═════ Records shown

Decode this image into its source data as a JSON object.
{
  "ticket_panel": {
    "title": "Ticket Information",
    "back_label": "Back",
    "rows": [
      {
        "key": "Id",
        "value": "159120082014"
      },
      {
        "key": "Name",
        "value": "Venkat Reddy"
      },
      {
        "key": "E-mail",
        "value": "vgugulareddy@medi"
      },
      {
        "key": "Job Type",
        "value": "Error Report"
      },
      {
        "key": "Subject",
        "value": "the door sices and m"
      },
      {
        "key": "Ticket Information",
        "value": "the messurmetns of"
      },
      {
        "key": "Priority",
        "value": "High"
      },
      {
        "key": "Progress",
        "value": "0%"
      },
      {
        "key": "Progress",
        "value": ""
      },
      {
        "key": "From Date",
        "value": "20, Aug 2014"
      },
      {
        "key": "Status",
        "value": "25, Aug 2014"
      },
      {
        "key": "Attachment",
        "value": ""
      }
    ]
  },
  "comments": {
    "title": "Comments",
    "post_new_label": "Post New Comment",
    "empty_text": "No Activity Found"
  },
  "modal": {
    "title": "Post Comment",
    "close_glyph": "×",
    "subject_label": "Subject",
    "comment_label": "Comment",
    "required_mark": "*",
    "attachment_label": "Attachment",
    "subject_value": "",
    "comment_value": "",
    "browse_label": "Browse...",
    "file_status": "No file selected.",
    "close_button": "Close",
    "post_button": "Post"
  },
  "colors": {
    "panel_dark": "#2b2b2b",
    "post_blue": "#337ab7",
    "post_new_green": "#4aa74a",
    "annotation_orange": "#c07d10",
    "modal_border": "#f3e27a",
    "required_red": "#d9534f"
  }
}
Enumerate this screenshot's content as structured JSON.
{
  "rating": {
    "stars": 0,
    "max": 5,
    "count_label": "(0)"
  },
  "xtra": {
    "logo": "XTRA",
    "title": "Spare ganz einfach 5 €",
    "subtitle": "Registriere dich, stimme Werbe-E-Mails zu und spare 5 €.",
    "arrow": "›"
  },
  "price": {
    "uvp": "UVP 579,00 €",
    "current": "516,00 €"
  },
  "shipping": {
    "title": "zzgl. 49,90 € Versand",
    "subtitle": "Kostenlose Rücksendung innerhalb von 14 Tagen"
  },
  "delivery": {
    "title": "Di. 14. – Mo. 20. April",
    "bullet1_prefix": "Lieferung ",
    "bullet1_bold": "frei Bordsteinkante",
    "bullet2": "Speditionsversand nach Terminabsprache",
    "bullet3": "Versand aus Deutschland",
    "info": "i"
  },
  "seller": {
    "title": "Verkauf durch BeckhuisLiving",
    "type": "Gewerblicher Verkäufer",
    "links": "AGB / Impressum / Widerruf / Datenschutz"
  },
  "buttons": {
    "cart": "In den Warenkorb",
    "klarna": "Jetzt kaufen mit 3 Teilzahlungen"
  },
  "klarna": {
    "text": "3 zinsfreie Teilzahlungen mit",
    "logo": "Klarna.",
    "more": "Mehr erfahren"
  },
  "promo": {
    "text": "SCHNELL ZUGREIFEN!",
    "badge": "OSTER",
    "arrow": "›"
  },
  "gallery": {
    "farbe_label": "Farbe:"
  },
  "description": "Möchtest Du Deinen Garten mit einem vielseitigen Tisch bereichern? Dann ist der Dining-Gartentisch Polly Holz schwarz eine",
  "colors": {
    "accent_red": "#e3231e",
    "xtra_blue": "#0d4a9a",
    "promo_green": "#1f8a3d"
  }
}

══════════

** Direction **
Transcribe every record above exactly as it appears.

** Complete response **
Decode this image into its source data as a JSON object.
{
  "ticket_panel": {
    "title": "Ticket Information",
    "back_label": "Back",
    "rows": [
      {
        "key": "Id",
        "value": "159120082014"
      },
      {
        "key": "Name",
        "value": "Venkat Reddy"
      },
      {
        "key": "E-mail",
        "value": "vgugulareddy@medi"
      },
      {
        "key": "Job Type",
        "value": "Error Report"
      },
      {
        "key": "Subject",
        "value": "the door sices and m"
      },
      {
        "key": "Ticket Information",
        "value": "the messurmetns of"
      },
      {
        "key": "Priority",
        "value": "High"
      },
      {
        "key": "Progress",
        "value": "0%"
      },
      {
        "key": "Progress",
        "value": ""
      },
      {
        "key": "From Date",
        "value": "20, Aug 2014"
      },
      {
        "key": "Status",
        "value": "25, Aug 2014"
      },
      {
        "key": "Attachment",
        "value": ""
      }
    ]
  },
  "comments": {
    "title": "Comments",
    "post_new_label": "Post New Comment",
    "empty_text": "No Activity Found"
  },
  "modal": {
    "title": "Post Comment",
    "close_glyph": "×",
    "subject_label": "Subject",
    "comment_label": "Comment",
    "required_mark": "*",
    "attachment_label": "Attachment",
    "subject_value": "",
    "comment_value": "",
    "browse_label": "Browse...",
    "file_status": "No file selected.",
    "close_button": "Close",
    "post_button": "Post"
  },
  "colors": {
    "panel_dark": "#2b2b2b",
    "post_blue": "#337ab7",
    "post_new_green": "#4aa74a",
    "annotation_orange": "#c07d10",
    "modal_border": "#f3e27a",
    "required_red": "#d9534f"
  }
}
Enumerate this screenshot's content as structured JSON.
{
  "rating": {
    "stars": 0,
    "max": 5,
    "count_label": "(0)"
  },
  "xtra": {
    "logo": "XTRA",
    "title": "Spare ganz einfach 5 €",
    "subtitle": "Registriere dich, stimme Werbe-E-Mails zu und spare 5 €.",
    "arrow": "›"
  },
  "price": {
    "uvp": "UVP 579,00 €",
    "current": "516,00 €"
  },
  "shipping": {
    "title": "zzgl. 49,90 € Versand",
    "subtitle": "Kostenlose Rücksendung innerhalb von 14 Tagen"
  },
  "delivery": {
    "title": "Di. 14. – Mo. 20. April",
    "bullet1_prefix": "Lieferung ",
    "bullet1_bold": "frei Bordsteinkante",
    "bullet2": "Speditionsversand nach Terminabsprache",
    "bullet3": "Versand aus Deutschland",
    "info": "i"
  },
  "seller": {
    "title": "Verkauf durch BeckhuisLiving",
    "type": "Gewerblicher Verkäufer",
    "links": "AGB / Impressum / Widerruf / Datenschutz"
  },
  "buttons": {
    "cart": "In den Warenkorb",
    "klarna": "Jetzt kaufen mit 3 Teilzahlungen"
  },
  "klarna": {
    "text": "3 zinsfreie Teilzahlungen mit",
    "logo": "Klarna.",
    "more": "Mehr erfahren"
  },
  "promo": {
    "text": "SCHNELL ZUGREIFEN!",
    "badge": "OSTER",
    "arrow": "›"
  },
  "gallery": {
    "farbe_label": "Farbe:"
  },
  "description": "Möchtest Du Deinen Garten mit einem vielseitigen Tisch bereichern? Dann ist der Dining-Gartentisch Polly Holz schwarz eine",
  "colors": {
    "accent_red": "#e3231e",
    "xtra_blue": "#0d4a9a",
    "promo_green": "#1f8a3d"
  }
}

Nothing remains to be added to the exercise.